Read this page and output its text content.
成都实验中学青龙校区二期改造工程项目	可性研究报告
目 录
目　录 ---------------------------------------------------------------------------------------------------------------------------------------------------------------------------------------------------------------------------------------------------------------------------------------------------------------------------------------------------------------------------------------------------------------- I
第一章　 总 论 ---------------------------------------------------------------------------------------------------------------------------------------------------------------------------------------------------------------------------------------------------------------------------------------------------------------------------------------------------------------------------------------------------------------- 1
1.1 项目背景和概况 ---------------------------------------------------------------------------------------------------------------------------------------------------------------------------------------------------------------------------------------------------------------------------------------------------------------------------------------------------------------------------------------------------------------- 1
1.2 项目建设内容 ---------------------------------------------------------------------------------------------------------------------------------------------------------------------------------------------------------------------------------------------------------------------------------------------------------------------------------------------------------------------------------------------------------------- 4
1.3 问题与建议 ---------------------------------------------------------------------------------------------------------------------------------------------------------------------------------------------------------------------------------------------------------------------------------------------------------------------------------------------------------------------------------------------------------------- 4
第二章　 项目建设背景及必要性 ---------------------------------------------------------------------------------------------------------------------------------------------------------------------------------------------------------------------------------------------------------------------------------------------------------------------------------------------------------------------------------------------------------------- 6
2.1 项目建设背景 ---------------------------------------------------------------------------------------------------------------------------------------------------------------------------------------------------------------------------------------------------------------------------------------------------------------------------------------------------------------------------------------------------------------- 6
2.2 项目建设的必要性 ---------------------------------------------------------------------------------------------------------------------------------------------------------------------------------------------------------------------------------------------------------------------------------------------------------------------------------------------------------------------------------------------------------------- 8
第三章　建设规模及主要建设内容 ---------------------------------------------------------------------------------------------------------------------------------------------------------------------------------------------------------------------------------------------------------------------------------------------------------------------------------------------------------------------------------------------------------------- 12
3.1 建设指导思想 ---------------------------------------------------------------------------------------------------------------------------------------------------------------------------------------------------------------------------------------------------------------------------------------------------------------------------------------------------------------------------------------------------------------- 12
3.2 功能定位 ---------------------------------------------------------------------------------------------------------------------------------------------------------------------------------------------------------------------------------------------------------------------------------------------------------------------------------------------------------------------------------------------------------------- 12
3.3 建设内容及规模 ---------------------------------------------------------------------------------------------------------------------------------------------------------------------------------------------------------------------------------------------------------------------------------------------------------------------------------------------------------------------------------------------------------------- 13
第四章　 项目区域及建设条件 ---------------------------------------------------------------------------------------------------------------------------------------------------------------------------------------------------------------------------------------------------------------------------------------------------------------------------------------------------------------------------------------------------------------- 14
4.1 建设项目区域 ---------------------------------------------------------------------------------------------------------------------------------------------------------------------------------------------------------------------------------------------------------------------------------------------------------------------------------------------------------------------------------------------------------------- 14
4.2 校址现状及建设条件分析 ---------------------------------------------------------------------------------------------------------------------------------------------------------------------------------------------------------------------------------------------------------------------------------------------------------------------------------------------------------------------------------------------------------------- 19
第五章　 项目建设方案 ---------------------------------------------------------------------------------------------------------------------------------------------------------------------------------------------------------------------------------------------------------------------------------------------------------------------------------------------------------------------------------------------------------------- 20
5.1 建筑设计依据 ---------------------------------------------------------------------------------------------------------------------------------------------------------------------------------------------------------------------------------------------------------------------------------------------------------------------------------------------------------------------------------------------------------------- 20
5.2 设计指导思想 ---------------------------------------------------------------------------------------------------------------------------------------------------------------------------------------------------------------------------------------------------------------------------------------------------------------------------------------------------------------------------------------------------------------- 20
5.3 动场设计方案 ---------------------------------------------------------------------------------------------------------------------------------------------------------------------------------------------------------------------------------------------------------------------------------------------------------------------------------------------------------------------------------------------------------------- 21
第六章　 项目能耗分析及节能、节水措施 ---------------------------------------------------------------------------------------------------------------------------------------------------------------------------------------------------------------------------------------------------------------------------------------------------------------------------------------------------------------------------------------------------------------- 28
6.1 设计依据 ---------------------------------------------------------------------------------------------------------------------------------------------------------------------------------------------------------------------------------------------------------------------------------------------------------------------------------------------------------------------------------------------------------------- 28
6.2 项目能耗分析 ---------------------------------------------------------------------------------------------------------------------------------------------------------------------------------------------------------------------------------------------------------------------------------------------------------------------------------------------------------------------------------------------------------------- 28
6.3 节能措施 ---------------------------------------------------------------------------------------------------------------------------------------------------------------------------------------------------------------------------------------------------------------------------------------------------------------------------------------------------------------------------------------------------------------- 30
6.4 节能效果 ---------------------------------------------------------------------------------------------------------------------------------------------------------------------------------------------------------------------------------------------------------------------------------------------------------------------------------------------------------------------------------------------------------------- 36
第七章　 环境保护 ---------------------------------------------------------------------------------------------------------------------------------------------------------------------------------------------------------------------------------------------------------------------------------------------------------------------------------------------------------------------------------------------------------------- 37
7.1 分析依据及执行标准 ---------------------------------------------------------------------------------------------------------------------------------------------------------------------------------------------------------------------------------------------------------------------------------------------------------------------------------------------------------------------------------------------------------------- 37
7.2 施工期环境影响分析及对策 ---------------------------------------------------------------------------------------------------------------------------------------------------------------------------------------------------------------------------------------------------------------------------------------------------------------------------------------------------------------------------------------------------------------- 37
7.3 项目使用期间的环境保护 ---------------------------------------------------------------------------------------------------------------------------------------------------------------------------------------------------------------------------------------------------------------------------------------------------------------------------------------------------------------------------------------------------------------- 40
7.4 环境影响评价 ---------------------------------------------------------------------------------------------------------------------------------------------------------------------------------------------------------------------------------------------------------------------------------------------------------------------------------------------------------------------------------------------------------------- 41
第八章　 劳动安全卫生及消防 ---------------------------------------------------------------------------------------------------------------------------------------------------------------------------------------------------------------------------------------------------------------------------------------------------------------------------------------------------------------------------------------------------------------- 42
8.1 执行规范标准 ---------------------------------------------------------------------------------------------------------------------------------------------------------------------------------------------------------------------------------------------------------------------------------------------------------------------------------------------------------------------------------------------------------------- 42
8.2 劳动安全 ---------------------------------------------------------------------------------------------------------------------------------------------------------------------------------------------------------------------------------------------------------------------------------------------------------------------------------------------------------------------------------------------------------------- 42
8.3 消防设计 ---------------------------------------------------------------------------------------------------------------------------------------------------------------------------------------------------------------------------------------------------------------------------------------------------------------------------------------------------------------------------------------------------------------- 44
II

+ + + + + + +

• _What is required_
Using the data above, return each line exactly as written.

• _Answer in full_
Read this page and output its text content.
成都实验中学青龙校区二期改造工程项目	可性研究报告
目 录
目　录 ---------------------------------------------------------------------------------------------------------------------------------------------------------------------------------------------------------------------------------------------------------------------------------------------------------------------------------------------------------------------------------------------------------------- I
第一章　 总 论 ---------------------------------------------------------------------------------------------------------------------------------------------------------------------------------------------------------------------------------------------------------------------------------------------------------------------------------------------------------------------------------------------------------------- 1
1.1 项目背景和概况 ---------------------------------------------------------------------------------------------------------------------------------------------------------------------------------------------------------------------------------------------------------------------------------------------------------------------------------------------------------------------------------------------------------------- 1
1.2 项目建设内容 ---------------------------------------------------------------------------------------------------------------------------------------------------------------------------------------------------------------------------------------------------------------------------------------------------------------------------------------------------------------------------------------------------------------- 4
1.3 问题与建议 ---------------------------------------------------------------------------------------------------------------------------------------------------------------------------------------------------------------------------------------------------------------------------------------------------------------------------------------------------------------------------------------------------------------- 4
第二章　 项目建设背景及必要性 ---------------------------------------------------------------------------------------------------------------------------------------------------------------------------------------------------------------------------------------------------------------------------------------------------------------------------------------------------------------------------------------------------------------- 6
2.1 项目建设背景 ---------------------------------------------------------------------------------------------------------------------------------------------------------------------------------------------------------------------------------------------------------------------------------------------------------------------------------------------------------------------------------------------------------------- 6
2.2 项目建设的必要性 ---------------------------------------------------------------------------------------------------------------------------------------------------------------------------------------------------------------------------------------------------------------------------------------------------------------------------------------------------------------------------------------------------------------- 8
第三章　建设规模及主要建设内容 ---------------------------------------------------------------------------------------------------------------------------------------------------------------------------------------------------------------------------------------------------------------------------------------------------------------------------------------------------------------------------------------------------------------- 12
3.1 建设指导思想 ---------------------------------------------------------------------------------------------------------------------------------------------------------------------------------------------------------------------------------------------------------------------------------------------------------------------------------------------------------------------------------------------------------------- 12
3.2 功能定位 ---------------------------------------------------------------------------------------------------------------------------------------------------------------------------------------------------------------------------------------------------------------------------------------------------------------------------------------------------------------------------------------------------------------- 12
3.3 建设内容及规模 ---------------------------------------------------------------------------------------------------------------------------------------------------------------------------------------------------------------------------------------------------------------------------------------------------------------------------------------------------------------------------------------------------------------- 13
第四章　 项目区域及建设条件 ---------------------------------------------------------------------------------------------------------------------------------------------------------------------------------------------------------------------------------------------------------------------------------------------------------------------------------------------------------------------------------------------------------------- 14
4.1 建设项目区域 ---------------------------------------------------------------------------------------------------------------------------------------------------------------------------------------------------------------------------------------------------------------------------------------------------------------------------------------------------------------------------------------------------------------- 14
4.2 校址现状及建设条件分析 ---------------------------------------------------------------------------------------------------------------------------------------------------------------------------------------------------------------------------------------------------------------------------------------------------------------------------------------------------------------------------------------------------------------- 19
第五章　 项目建设方案 ---------------------------------------------------------------------------------------------------------------------------------------------------------------------------------------------------------------------------------------------------------------------------------------------------------------------------------------------------------------------------------------------------------------- 20
5.1 建筑设计依据 ---------------------------------------------------------------------------------------------------------------------------------------------------------------------------------------------------------------------------------------------------------------------------------------------------------------------------------------------------------------------------------------------------------------- 20
5.2 设计指导思想 ---------------------------------------------------------------------------------------------------------------------------------------------------------------------------------------------------------------------------------------------------------------------------------------------------------------------------------------------------------------------------------------------------------------- 20
5.3 动场设计方案 ---------------------------------------------------------------------------------------------------------------------------------------------------------------------------------------------------------------------------------------------------------------------------------------------------------------------------------------------------------------------------------------------------------------- 21
第六章　 项目能耗分析及节能、节水措施 ---------------------------------------------------------------------------------------------------------------------------------------------------------------------------------------------------------------------------------------------------------------------------------------------------------------------------------------------------------------------------------------------------------------- 28
6.1 设计依据 ---------------------------------------------------------------------------------------------------------------------------------------------------------------------------------------------------------------------------------------------------------------------------------------------------------------------------------------------------------------------------------------------------------------- 28
6.2 项目能耗分析 ---------------------------------------------------------------------------------------------------------------------------------------------------------------------------------------------------------------------------------------------------------------------------------------------------------------------------------------------------------------------------------------------------------------- 28
6.3 节能措施 ---------------------------------------------------------------------------------------------------------------------------------------------------------------------------------------------------------------------------------------------------------------------------------------------------------------------------------------------------------------------------------------------------------------- 30
6.4 节能效果 ---------------------------------------------------------------------------------------------------------------------------------------------------------------------------------------------------------------------------------------------------------------------------------------------------------------------------------------------------------------------------------------------------------------- 36
第七章　 环境保护 ---------------------------------------------------------------------------------------------------------------------------------------------------------------------------------------------------------------------------------------------------------------------------------------------------------------------------------------------------------------------------------------------------------------- 37
7.1 分析依据及执行标准 ---------------------------------------------------------------------------------------------------------------------------------------------------------------------------------------------------------------------------------------------------------------------------------------------------------------------------------------------------------------------------------------------------------------- 37
7.2 施工期环境影响分析及对策 ---------------------------------------------------------------------------------------------------------------------------------------------------------------------------------------------------------------------------------------------------------------------------------------------------------------------------------------------------------------------------------------------------------------- 37
7.3 项目使用期间的环境保护 ---------------------------------------------------------------------------------------------------------------------------------------------------------------------------------------------------------------------------------------------------------------------------------------------------------------------------------------------------------------------------------------------------------------- 40
7.4 环境影响评价 ---------------------------------------------------------------------------------------------------------------------------------------------------------------------------------------------------------------------------------------------------------------------------------------------------------------------------------------------------------------------------------------------------------------- 41
第八章　 劳动安全卫生及消防 ---------------------------------------------------------------------------------------------------------------------------------------------------------------------------------------------------------------------------------------------------------------------------------------------------------------------------------------------------------------------------------------------------------------- 42
8.1 执行规范标准 ---------------------------------------------------------------------------------------------------------------------------------------------------------------------------------------------------------------------------------------------------------------------------------------------------------------------------------------------------------------------------------------------------------------- 42
8.2 劳动安全 ---------------------------------------------------------------------------------------------------------------------------------------------------------------------------------------------------------------------------------------------------------------------------------------------------------------------------------------------------------------------------------------------------------------- 42
8.3 消防设计 ---------------------------------------------------------------------------------------------------------------------------------------------------------------------------------------------------------------------------------------------------------------------------------------------------------------------------------------------------------------------------------------------------------------- 44
II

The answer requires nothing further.